Required work
Identify the lines that contain the string "this" and copy all of them.

Data provided
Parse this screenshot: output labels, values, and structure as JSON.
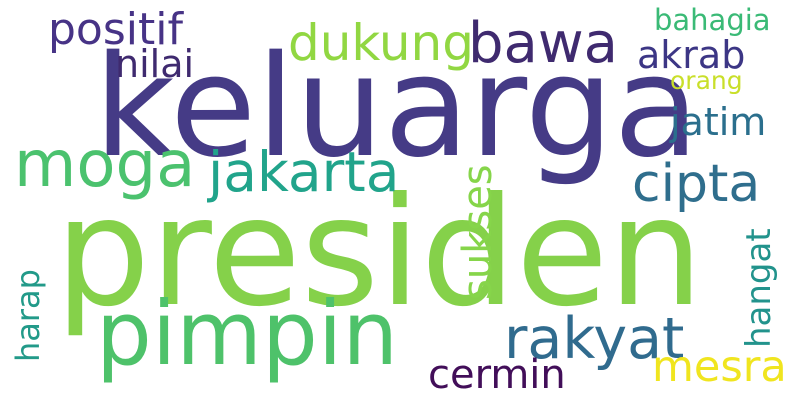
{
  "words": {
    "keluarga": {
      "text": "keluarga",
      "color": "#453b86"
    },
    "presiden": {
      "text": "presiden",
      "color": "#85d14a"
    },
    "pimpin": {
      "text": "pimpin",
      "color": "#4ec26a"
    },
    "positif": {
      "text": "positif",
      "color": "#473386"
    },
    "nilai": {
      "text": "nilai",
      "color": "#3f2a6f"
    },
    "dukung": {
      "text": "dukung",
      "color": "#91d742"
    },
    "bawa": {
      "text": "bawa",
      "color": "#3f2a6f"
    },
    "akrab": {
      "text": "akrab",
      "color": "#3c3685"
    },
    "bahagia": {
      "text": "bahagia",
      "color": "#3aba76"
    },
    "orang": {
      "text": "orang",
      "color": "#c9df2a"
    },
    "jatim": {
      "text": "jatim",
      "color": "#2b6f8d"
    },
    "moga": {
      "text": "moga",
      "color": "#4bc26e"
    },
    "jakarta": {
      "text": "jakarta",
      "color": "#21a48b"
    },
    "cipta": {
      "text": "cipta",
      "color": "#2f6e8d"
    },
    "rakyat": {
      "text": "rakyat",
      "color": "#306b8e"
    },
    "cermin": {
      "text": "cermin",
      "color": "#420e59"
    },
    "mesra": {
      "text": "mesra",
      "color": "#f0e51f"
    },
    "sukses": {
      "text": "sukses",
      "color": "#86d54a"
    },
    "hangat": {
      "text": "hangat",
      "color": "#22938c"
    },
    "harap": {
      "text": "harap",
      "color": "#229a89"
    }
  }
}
...
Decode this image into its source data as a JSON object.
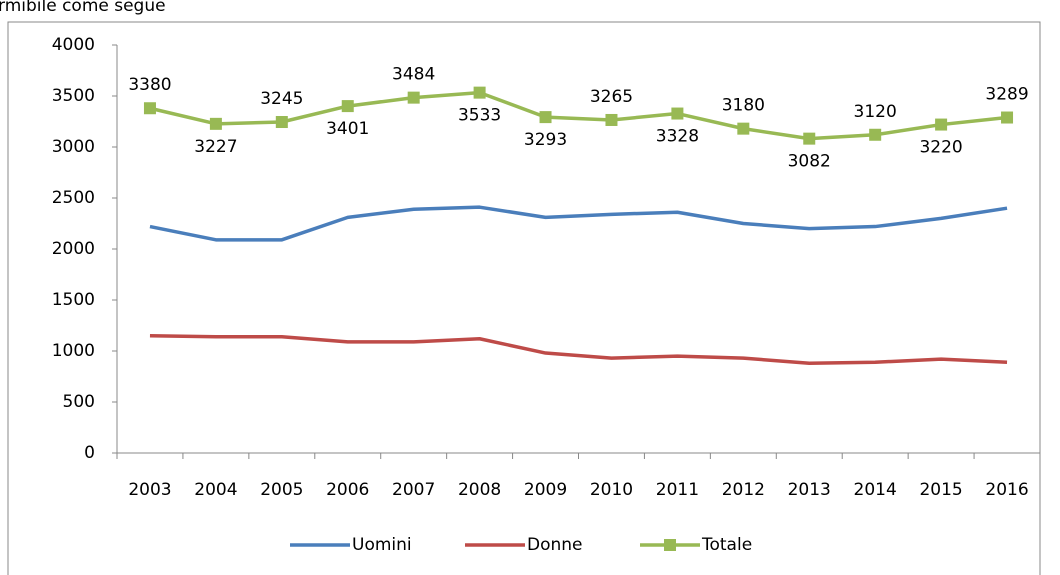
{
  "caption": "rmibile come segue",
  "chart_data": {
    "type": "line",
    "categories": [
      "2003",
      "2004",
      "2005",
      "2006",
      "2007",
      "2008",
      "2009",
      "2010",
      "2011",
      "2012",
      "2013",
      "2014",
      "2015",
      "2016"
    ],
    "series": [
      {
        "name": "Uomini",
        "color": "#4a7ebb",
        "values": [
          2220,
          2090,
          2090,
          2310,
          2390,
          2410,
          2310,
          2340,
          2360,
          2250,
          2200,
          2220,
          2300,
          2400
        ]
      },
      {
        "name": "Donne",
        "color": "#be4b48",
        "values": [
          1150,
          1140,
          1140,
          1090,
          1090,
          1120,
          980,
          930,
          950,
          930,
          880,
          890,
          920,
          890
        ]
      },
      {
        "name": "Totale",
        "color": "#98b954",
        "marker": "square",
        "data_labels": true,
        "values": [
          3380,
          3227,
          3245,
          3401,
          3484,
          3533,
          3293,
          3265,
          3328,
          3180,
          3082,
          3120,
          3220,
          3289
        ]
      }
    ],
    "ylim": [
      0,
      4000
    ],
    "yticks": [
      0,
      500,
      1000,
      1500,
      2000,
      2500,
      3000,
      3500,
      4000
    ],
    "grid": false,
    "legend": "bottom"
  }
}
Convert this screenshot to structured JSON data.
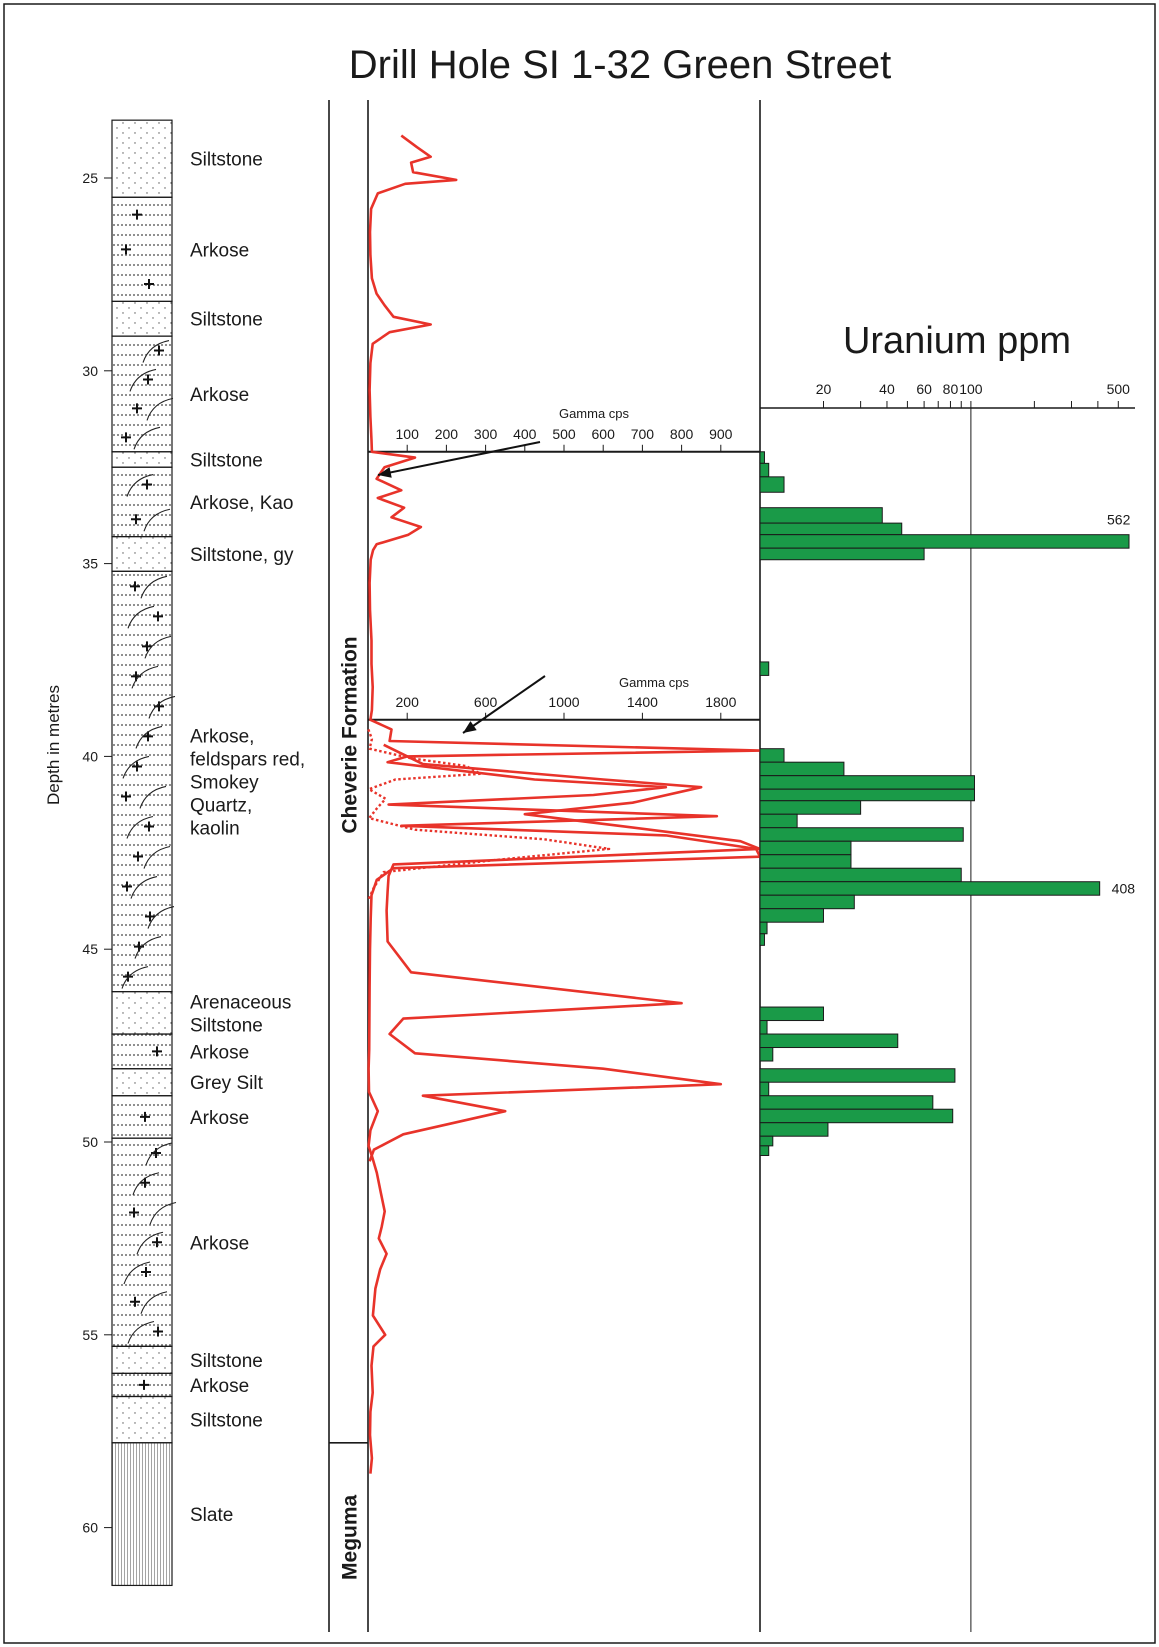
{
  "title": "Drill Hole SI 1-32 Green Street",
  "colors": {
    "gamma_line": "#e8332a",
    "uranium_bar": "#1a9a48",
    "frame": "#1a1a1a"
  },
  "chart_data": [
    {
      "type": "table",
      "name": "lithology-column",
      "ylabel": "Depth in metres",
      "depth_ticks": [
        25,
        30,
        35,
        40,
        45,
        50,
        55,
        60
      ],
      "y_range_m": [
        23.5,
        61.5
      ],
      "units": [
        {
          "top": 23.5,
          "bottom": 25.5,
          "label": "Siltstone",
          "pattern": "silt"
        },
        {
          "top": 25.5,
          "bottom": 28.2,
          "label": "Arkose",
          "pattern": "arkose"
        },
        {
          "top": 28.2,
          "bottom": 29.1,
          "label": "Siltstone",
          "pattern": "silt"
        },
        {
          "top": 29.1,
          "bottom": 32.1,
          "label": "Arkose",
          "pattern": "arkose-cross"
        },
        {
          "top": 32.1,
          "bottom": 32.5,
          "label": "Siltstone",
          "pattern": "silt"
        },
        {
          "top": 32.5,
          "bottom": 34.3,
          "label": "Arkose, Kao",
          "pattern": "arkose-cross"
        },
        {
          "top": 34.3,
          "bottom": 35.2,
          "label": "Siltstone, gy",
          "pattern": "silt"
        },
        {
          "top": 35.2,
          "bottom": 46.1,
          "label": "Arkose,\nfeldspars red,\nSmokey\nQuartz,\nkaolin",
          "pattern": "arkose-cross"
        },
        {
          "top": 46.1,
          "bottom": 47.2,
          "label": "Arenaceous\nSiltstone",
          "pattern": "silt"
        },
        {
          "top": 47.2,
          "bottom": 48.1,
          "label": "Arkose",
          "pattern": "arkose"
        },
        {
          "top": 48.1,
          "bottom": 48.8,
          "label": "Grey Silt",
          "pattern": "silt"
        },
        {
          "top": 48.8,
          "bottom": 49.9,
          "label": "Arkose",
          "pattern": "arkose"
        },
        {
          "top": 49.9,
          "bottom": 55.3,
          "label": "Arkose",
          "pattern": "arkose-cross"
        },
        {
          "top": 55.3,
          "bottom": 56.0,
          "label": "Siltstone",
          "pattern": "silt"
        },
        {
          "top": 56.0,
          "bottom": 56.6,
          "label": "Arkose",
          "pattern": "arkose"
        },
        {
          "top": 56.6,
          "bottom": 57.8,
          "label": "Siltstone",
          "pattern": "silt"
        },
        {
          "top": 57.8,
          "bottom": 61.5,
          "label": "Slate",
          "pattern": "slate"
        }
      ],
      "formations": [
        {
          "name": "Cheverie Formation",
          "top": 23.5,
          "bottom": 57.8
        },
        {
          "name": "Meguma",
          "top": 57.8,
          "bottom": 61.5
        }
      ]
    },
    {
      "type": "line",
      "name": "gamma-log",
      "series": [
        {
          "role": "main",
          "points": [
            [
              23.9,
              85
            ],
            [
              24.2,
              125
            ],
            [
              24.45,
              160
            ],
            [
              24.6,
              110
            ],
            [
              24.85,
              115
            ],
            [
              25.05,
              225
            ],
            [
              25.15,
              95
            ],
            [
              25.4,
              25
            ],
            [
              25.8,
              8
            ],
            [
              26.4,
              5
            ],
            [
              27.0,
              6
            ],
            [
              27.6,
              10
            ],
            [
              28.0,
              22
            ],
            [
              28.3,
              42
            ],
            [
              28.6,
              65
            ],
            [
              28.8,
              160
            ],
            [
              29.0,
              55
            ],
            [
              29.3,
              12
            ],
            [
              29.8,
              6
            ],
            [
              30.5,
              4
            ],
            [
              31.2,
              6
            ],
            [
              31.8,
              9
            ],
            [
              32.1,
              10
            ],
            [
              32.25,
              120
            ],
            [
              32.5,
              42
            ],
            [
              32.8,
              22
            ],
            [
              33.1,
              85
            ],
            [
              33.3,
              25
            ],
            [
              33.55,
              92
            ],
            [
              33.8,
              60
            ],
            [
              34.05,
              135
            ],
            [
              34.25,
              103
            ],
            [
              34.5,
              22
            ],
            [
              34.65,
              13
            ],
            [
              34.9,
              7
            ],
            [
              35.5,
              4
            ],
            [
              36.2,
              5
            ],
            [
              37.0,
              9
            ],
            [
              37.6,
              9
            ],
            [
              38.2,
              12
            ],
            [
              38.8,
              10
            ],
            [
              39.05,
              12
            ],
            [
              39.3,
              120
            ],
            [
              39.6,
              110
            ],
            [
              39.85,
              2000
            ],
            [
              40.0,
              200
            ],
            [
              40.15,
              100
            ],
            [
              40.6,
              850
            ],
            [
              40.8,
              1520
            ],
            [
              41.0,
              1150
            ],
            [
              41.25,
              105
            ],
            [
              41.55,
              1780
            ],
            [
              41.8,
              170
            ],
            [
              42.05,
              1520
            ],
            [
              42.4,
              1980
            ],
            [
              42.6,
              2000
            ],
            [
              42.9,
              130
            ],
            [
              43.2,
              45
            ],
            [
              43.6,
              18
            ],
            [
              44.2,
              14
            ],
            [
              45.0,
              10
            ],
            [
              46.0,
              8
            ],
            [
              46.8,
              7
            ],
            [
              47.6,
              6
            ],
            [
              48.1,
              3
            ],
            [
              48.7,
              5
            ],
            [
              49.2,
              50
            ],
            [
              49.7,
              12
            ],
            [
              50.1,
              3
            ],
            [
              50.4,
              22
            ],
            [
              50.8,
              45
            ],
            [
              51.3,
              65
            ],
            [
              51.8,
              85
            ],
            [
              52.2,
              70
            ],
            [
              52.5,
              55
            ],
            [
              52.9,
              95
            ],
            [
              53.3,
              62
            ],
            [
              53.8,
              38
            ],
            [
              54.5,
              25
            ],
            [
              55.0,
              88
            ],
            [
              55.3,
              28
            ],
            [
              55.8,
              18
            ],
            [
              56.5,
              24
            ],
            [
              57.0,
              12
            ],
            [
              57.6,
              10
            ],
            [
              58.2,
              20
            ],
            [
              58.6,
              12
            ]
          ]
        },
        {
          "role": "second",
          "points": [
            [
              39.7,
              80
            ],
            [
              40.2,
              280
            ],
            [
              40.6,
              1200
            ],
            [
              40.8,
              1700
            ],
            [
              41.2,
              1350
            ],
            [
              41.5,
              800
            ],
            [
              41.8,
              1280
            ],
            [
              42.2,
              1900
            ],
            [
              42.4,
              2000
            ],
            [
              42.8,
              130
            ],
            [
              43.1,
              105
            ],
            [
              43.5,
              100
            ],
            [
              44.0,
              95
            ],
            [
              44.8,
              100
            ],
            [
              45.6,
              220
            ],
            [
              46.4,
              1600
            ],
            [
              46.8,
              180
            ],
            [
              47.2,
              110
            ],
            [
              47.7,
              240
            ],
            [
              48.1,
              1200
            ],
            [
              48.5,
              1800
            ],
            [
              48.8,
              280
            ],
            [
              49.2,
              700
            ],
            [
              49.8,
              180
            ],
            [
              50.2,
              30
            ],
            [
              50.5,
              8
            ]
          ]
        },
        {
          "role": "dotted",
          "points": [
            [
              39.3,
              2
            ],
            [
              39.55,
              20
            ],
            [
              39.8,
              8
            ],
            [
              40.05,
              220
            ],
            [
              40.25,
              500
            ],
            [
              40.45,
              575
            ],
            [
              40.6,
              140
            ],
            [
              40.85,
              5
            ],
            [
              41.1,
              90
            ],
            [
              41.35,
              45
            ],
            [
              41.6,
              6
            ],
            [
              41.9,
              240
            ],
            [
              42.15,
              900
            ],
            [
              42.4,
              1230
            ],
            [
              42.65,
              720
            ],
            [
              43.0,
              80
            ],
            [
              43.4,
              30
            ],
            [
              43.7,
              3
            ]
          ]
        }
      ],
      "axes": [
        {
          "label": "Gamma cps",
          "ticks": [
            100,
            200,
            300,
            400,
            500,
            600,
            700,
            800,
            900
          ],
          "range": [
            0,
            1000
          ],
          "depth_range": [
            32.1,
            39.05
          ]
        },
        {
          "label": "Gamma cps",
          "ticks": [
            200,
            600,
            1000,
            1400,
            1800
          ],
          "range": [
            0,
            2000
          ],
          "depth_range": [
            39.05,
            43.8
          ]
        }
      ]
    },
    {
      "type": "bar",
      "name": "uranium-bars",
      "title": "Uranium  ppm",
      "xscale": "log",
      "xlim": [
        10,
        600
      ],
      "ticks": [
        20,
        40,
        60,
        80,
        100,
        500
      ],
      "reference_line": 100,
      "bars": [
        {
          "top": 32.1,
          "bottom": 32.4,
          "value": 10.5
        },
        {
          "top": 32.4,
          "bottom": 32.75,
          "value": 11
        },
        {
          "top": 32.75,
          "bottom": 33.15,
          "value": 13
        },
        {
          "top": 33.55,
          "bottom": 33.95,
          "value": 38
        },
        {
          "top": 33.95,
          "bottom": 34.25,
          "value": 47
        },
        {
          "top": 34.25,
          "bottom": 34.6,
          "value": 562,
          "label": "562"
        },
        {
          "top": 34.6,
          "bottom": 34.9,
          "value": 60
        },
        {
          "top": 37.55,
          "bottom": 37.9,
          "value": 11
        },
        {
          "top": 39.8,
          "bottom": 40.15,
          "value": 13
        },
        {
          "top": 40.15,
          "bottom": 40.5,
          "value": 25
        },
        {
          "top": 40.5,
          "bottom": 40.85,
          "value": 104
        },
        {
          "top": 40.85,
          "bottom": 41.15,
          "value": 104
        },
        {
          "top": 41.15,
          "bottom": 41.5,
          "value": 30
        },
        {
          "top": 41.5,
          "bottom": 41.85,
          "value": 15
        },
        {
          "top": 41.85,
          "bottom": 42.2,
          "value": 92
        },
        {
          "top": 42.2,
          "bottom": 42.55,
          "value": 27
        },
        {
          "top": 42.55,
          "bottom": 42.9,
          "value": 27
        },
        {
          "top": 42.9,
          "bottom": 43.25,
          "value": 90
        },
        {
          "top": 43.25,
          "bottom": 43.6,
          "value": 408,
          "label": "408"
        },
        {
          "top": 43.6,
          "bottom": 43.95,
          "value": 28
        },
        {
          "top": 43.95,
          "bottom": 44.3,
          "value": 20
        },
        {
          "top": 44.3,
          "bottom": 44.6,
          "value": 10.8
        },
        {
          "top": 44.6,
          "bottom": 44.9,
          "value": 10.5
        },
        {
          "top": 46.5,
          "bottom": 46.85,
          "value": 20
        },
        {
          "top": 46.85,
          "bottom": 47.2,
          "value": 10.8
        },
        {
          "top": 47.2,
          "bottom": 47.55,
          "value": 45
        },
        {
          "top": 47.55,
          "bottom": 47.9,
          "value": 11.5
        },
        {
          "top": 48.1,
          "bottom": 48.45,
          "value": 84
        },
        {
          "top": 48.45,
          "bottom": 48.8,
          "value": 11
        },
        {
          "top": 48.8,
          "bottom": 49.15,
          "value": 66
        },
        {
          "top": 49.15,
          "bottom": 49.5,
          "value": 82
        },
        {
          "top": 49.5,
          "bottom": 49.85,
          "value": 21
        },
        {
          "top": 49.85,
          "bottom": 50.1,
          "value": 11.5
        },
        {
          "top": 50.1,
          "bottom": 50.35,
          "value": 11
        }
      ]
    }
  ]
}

The completed task
Parse this screenshot: output labels, values, and structure as JSON.
Decode this image into its source data as a JSON object.
Convert this screenshot to structured JSON data.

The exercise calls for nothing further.